Dataset items:

┄┄┄┄┄┄

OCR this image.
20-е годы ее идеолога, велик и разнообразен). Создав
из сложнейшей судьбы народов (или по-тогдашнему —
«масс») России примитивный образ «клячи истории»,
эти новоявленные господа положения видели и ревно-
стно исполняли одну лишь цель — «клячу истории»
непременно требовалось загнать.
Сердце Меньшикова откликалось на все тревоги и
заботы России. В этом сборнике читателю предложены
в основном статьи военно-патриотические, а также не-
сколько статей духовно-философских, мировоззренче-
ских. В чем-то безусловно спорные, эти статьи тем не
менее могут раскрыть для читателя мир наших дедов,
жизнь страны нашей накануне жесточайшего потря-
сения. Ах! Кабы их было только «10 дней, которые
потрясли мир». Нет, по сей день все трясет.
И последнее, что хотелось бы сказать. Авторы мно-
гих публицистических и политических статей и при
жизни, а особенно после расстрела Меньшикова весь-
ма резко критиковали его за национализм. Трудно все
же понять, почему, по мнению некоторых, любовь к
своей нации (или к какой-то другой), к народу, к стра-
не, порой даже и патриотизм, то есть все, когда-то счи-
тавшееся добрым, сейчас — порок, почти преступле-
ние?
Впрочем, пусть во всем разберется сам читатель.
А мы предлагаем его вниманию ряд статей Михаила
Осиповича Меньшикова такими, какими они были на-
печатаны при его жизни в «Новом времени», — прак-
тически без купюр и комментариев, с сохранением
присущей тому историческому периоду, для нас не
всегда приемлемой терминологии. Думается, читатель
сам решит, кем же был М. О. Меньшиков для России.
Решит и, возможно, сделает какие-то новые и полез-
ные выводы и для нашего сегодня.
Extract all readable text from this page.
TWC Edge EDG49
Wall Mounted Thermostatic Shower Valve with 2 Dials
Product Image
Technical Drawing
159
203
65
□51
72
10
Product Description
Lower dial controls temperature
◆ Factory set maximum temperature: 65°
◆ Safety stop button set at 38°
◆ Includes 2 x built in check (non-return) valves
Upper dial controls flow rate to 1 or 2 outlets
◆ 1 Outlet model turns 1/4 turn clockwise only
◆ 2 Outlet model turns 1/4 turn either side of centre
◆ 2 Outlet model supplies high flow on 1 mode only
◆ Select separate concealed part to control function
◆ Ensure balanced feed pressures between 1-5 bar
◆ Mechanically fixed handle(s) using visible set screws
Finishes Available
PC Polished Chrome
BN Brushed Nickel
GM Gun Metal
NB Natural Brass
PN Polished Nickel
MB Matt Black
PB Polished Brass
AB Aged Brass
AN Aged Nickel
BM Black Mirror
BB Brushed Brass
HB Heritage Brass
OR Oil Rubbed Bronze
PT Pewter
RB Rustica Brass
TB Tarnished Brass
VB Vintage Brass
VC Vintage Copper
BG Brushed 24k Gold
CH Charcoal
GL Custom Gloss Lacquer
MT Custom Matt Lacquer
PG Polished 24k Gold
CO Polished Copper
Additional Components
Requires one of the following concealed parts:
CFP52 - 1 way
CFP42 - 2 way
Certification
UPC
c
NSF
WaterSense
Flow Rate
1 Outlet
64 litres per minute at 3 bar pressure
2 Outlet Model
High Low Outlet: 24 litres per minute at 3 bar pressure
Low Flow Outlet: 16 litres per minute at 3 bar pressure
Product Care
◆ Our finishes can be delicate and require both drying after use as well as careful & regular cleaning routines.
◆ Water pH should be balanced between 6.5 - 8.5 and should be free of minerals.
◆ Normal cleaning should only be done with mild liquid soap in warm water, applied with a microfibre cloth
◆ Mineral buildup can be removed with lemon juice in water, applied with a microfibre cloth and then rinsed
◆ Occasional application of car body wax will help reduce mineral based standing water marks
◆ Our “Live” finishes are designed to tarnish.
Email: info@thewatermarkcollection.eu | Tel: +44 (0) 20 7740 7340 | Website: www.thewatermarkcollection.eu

┄┄┄┄┄┄

What is asked. The records above should be repeated in full, exactly as given.

Exercise solution.
OCR this image.
20-е годы ее идеолога, велик и разнообразен). Создав
из сложнейшей судьбы народов (или по-тогдашнему —
«масс») России примитивный образ «клячи истории»,
эти новоявленные господа положения видели и ревно-
стно исполняли одну лишь цель — «клячу истории»
непременно требовалось загнать.
Сердце Меньшикова откликалось на все тревоги и
заботы России. В этом сборнике читателю предложены
в основном статьи военно-патриотические, а также не-
сколько статей духовно-философских, мировоззренче-
ских. В чем-то безусловно спорные, эти статьи тем не
менее могут раскрыть для читателя мир наших дедов,
жизнь страны нашей накануне жесточайшего потря-
сения. Ах! Кабы их было только «10 дней, которые
потрясли мир». Нет, по сей день все трясет.
И последнее, что хотелось бы сказать. Авторы мно-
гих публицистических и политических статей и при
жизни, а особенно после расстрела Меньшикова весь-
ма резко критиковали его за национализм. Трудно все
же понять, почему, по мнению некоторых, любовь к
своей нации (или к какой-то другой), к народу, к стра-
не, порой даже и патриотизм, то есть все, когда-то счи-
тавшееся добрым, сейчас — порок, почти преступле-
ние?
Впрочем, пусть во всем разберется сам читатель.
А мы предлагаем его вниманию ряд статей Михаила
Осиповича Меньшикова такими, какими они были на-
печатаны при его жизни в «Новом времени», — прак-
тически без купюр и комментариев, с сохранением
присущей тому историческому периоду, для нас не
всегда приемлемой терминологии. Думается, читатель
сам решит, кем же был М. О. Меньшиков для России.
Решит и, возможно, сделает какие-то новые и полез-
ные выводы и для нашего сегодня.
Extract all readable text from this page.
TWC Edge EDG49
Wall Mounted Thermostatic Shower Valve with 2 Dials
Product Image
Technical Drawing
159
203
65
□51
72
10
Product Description
Lower dial controls temperature
◆ Factory set maximum temperature: 65°
◆ Safety stop button set at 38°
◆ Includes 2 x built in check (non-return) valves
Upper dial controls flow rate to 1 or 2 outlets
◆ 1 Outlet model turns 1/4 turn clockwise only
◆ 2 Outlet model turns 1/4 turn either side of centre
◆ 2 Outlet model supplies high flow on 1 mode only
◆ Select separate concealed part to control function
◆ Ensure balanced feed pressures between 1-5 bar
◆ Mechanically fixed handle(s) using visible set screws
Finishes Available
PC Polished Chrome
BN Brushed Nickel
GM Gun Metal
NB Natural Brass
PN Polished Nickel
MB Matt Black
PB Polished Brass
AB Aged Brass
AN Aged Nickel
BM Black Mirror
BB Brushed Brass
HB Heritage Brass
OR Oil Rubbed Bronze
PT Pewter
RB Rustica Brass
TB Tarnished Brass
VB Vintage Brass
VC Vintage Copper
BG Brushed 24k Gold
CH Charcoal
GL Custom Gloss Lacquer
MT Custom Matt Lacquer
PG Polished 24k Gold
CO Polished Copper
Additional Components
Requires one of the following concealed parts:
CFP52 - 1 way
CFP42 - 2 way
Certification
UPC
c
NSF
WaterSense
Flow Rate
1 Outlet
64 litres per minute at 3 bar pressure
2 Outlet Model
High Low Outlet: 24 litres per minute at 3 bar pressure
Low Flow Outlet: 16 litres per minute at 3 bar pressure
Product Care
◆ Our finishes can be delicate and require both drying after use as well as careful & regular cleaning routines.
◆ Water pH should be balanced between 6.5 - 8.5 and should be free of minerals.
◆ Normal cleaning should only be done with mild liquid soap in warm water, applied with a microfibre cloth
◆ Mineral buildup can be removed with lemon juice in water, applied with a microfibre cloth and then rinsed
◆ Occasional application of car body wax will help reduce mineral based standing water marks
◆ Our “Live” finishes are designed to tarnish.
Email: info@thewatermarkcollection.eu | Tel: +44 (0) 20 7740 7340 | Website: www.thewatermarkcollection.eu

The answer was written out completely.